> [Written instruction]
Pick out each line of the records that includes the string "Local", and copy it.
+++
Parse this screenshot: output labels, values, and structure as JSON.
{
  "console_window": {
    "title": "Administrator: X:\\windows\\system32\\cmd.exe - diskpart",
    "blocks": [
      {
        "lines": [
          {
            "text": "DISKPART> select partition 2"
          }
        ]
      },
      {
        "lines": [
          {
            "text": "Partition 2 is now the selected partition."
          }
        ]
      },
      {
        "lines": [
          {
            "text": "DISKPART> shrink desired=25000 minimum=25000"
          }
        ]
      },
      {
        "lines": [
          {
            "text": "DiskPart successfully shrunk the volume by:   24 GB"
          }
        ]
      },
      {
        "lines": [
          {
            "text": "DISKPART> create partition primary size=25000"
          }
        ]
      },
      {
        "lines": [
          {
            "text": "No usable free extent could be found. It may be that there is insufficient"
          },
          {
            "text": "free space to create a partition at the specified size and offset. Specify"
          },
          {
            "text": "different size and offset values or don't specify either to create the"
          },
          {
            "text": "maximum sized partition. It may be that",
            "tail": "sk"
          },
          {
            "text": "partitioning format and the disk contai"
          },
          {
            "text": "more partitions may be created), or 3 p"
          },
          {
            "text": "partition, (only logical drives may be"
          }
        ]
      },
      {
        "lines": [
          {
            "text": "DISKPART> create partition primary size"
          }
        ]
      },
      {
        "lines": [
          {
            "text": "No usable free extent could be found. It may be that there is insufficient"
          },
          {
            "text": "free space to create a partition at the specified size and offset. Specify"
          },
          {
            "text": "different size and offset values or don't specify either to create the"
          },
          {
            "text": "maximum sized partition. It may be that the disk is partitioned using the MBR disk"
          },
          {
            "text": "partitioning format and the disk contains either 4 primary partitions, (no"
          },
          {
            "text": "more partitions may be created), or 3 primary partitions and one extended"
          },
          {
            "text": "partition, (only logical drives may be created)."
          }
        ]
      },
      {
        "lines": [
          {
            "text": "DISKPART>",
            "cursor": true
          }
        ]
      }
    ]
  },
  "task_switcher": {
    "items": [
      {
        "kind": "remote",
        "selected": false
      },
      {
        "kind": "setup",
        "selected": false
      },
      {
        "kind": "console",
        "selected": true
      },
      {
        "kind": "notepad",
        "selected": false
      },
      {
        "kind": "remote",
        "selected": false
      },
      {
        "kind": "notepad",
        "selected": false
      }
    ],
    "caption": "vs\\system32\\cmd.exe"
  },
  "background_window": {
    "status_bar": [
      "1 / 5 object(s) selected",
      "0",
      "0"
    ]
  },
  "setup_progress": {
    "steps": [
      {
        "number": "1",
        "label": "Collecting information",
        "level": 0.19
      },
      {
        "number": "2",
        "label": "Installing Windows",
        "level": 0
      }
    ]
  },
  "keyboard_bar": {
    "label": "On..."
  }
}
+++
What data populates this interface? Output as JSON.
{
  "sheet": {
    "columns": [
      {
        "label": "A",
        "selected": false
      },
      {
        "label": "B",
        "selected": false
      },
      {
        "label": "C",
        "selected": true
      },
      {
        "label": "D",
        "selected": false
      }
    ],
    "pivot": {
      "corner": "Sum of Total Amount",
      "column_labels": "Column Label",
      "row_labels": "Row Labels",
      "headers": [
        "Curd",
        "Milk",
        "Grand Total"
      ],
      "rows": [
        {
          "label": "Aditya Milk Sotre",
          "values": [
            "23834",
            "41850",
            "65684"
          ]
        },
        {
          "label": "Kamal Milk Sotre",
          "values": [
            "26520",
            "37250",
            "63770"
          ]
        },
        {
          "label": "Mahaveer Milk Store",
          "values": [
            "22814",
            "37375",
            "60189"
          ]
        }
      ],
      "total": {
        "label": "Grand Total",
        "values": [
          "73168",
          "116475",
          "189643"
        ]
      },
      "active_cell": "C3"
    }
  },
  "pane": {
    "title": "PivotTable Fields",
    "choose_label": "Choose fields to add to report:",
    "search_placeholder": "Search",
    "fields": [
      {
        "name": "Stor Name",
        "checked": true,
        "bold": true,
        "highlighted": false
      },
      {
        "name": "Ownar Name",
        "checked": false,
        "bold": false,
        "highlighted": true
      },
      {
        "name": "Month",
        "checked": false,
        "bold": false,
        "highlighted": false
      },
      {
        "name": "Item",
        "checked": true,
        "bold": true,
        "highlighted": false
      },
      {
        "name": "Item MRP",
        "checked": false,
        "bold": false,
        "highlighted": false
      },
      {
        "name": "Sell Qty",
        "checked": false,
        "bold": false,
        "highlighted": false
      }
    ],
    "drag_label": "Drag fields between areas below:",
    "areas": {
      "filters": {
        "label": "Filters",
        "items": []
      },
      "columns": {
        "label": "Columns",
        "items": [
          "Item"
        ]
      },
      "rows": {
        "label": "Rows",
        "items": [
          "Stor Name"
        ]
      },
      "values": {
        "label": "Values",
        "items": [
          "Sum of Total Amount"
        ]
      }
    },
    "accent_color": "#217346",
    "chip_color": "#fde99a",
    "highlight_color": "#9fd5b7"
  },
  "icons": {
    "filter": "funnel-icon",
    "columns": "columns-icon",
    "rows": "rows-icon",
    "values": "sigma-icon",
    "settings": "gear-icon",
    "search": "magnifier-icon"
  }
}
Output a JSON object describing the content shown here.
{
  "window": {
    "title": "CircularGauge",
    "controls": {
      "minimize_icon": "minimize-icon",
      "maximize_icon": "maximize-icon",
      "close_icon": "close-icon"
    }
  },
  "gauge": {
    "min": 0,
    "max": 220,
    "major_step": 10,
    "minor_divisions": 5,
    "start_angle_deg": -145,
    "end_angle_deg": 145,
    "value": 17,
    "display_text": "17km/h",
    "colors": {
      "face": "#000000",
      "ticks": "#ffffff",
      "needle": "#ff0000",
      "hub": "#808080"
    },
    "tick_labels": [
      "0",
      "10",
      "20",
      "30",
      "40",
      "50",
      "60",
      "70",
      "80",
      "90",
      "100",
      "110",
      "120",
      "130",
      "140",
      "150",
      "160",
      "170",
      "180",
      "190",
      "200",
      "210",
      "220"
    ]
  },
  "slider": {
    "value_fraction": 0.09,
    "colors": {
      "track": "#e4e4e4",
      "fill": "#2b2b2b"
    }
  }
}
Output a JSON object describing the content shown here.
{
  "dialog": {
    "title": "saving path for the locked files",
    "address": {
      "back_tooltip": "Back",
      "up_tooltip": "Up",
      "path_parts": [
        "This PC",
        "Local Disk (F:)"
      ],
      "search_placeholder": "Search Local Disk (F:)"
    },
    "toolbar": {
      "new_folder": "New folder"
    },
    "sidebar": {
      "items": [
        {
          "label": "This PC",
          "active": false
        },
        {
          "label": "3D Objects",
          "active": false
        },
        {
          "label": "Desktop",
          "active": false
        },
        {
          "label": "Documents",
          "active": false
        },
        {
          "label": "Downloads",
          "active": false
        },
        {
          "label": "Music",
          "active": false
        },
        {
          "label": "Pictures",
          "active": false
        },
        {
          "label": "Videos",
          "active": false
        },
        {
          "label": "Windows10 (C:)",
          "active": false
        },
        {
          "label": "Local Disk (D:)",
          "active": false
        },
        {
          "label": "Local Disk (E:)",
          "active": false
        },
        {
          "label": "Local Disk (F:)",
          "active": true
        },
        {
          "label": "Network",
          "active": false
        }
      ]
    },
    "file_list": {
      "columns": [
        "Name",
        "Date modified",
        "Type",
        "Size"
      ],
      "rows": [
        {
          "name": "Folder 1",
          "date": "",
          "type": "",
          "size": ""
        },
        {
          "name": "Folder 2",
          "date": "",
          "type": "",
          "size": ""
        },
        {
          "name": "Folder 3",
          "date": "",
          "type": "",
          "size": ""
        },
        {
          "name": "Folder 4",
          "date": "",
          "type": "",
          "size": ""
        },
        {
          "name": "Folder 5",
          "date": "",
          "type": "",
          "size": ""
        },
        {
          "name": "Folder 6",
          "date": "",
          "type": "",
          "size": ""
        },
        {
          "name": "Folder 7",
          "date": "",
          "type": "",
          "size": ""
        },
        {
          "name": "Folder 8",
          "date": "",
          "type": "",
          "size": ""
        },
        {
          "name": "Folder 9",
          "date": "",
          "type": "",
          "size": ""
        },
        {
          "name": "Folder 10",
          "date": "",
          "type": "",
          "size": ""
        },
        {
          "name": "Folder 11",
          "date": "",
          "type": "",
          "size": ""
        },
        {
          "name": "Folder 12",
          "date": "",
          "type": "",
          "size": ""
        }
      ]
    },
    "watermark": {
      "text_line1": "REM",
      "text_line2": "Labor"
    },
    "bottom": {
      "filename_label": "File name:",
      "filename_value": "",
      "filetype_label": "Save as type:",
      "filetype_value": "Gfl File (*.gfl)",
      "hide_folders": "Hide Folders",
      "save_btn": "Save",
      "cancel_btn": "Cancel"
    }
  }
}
+++
> [Result below]
        "Local Disk (F:)"
      "search_placeholder": "Search Local Disk (F:)"
          "label": "Local Disk (D:)",
          "label": "Local Disk (E:)",
          "label": "Local Disk (F:)",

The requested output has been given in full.